Goal of the exercise:
Find every line in the records below that holds the word "horizontal" and copy it.

#### Input for this task ####

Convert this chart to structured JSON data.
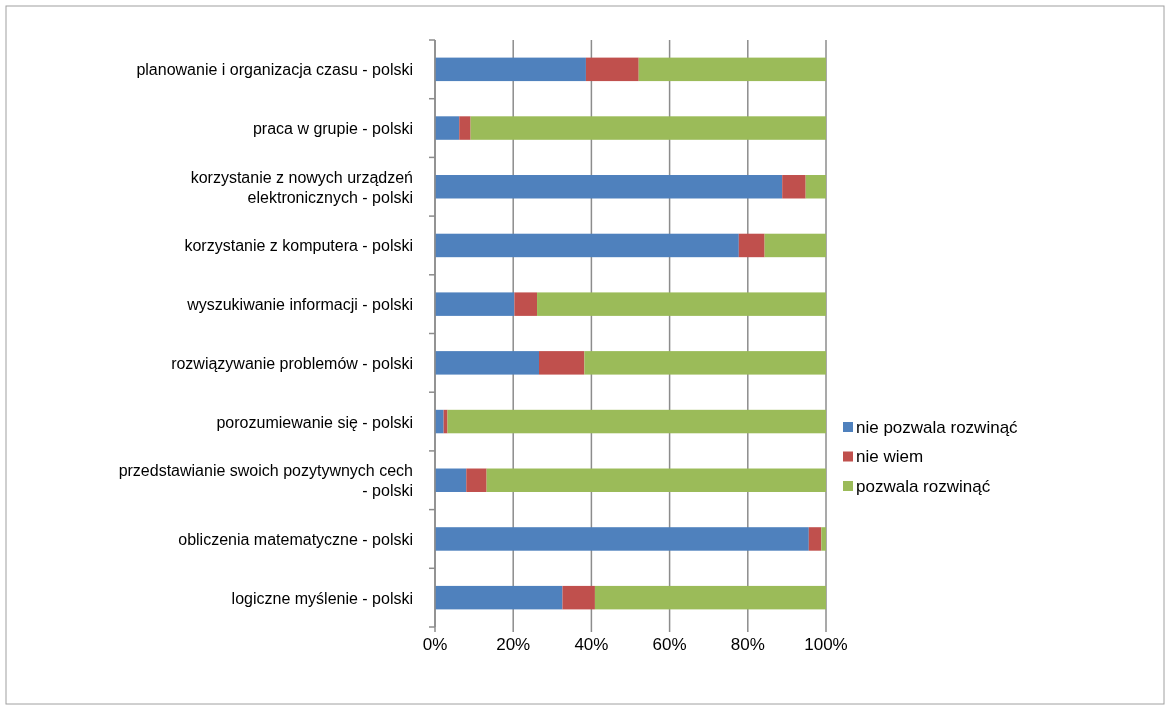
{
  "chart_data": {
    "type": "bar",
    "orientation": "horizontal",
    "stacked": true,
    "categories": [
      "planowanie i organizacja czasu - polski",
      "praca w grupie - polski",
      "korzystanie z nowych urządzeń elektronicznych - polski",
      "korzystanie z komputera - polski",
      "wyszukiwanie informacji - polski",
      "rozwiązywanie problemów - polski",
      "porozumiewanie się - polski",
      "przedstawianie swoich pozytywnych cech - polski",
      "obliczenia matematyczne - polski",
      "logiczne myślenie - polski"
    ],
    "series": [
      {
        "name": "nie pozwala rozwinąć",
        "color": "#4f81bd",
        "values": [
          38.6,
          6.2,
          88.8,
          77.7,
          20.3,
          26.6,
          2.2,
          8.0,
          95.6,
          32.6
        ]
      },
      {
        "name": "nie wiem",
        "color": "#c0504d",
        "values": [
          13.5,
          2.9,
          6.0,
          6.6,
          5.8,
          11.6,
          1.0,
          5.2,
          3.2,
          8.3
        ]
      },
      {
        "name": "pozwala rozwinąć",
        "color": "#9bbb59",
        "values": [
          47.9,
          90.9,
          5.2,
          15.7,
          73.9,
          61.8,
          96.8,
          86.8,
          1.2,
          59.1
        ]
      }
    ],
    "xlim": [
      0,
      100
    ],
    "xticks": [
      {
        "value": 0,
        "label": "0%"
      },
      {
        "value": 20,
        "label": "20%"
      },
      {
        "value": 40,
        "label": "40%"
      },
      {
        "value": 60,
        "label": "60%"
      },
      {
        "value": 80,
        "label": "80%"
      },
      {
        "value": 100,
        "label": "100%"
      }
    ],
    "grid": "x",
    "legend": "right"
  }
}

####
#### Input for this task ####

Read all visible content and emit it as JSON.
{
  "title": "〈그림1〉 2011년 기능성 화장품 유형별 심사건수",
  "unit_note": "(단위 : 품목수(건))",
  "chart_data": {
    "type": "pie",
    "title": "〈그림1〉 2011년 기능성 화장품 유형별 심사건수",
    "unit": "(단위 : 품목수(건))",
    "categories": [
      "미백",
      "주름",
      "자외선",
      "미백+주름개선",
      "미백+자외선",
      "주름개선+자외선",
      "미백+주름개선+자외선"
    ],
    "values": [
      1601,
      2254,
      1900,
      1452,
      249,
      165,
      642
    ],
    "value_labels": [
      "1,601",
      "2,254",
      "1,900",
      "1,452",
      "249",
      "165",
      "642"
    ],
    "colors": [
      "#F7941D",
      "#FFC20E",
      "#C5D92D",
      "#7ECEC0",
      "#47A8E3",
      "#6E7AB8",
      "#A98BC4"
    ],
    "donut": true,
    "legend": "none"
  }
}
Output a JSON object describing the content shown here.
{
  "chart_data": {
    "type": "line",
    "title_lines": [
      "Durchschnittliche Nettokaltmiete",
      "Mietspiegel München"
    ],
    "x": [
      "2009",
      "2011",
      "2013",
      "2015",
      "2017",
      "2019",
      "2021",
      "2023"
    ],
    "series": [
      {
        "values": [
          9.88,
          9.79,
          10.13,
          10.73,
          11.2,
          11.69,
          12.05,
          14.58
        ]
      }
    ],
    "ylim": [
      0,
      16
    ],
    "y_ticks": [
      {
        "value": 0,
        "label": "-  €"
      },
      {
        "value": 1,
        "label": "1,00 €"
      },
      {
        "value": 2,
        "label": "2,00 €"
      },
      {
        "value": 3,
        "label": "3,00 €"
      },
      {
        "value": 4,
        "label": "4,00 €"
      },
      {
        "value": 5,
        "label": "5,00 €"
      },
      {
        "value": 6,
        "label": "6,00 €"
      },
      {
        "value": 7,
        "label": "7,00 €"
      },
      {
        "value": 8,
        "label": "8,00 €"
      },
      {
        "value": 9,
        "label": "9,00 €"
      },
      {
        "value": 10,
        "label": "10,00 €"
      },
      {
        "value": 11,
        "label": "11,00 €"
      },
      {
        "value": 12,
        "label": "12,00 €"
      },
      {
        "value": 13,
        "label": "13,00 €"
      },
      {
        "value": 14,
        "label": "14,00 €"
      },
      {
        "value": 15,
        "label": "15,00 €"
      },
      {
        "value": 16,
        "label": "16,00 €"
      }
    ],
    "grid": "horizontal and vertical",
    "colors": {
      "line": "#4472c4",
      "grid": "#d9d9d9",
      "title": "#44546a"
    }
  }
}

####

Finished answer:
    "orientation": "horizontal",
    "grid": "horizontal and vertical",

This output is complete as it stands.